--- DIRECTION ---
Count each line below that has "bowl" anywhere in it. Answer with the total alone.

--- Stored entries ---
:::::
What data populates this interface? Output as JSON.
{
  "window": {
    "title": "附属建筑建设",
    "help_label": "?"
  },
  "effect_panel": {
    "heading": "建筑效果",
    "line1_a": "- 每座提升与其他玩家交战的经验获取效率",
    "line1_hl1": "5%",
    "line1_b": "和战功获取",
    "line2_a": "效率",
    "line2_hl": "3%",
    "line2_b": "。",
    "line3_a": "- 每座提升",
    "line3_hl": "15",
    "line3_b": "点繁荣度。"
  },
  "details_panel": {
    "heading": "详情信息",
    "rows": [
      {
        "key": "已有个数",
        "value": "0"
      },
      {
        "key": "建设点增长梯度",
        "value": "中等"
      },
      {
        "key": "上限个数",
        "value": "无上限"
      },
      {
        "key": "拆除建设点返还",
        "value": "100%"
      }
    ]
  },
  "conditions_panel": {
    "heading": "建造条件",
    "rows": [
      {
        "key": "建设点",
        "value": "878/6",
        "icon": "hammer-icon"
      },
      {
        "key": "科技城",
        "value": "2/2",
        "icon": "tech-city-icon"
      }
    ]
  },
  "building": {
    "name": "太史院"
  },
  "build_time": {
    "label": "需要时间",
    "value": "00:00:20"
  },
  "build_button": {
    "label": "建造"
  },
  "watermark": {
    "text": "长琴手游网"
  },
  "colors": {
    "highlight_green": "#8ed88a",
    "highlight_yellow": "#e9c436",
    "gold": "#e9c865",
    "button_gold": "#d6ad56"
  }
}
:::::
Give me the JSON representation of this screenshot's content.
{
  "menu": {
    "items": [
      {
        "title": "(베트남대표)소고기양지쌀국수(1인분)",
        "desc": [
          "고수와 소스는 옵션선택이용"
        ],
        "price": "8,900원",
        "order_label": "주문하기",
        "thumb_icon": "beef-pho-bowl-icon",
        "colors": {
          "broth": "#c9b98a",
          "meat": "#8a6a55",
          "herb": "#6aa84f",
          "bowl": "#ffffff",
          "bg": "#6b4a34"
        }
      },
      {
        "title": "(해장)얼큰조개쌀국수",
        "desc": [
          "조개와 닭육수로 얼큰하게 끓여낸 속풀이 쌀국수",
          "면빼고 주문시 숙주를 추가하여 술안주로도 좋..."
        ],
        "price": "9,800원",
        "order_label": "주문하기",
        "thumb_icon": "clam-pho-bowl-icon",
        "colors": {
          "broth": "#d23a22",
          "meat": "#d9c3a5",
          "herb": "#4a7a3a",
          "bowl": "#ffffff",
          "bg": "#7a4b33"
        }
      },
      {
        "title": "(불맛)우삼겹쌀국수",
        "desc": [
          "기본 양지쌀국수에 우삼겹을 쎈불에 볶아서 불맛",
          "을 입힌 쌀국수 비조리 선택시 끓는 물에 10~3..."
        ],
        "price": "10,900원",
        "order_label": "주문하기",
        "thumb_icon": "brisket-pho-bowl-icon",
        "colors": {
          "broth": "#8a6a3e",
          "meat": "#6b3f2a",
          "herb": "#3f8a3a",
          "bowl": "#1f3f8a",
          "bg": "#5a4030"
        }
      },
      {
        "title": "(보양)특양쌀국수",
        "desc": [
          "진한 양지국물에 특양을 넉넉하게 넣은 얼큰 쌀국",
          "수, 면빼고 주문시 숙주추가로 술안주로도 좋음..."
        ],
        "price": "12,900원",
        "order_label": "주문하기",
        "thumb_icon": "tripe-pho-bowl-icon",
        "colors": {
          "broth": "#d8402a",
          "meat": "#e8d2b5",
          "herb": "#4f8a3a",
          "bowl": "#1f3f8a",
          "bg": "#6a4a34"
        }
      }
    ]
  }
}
:::::
--- RESULT OF THIS EXERCISE ---
8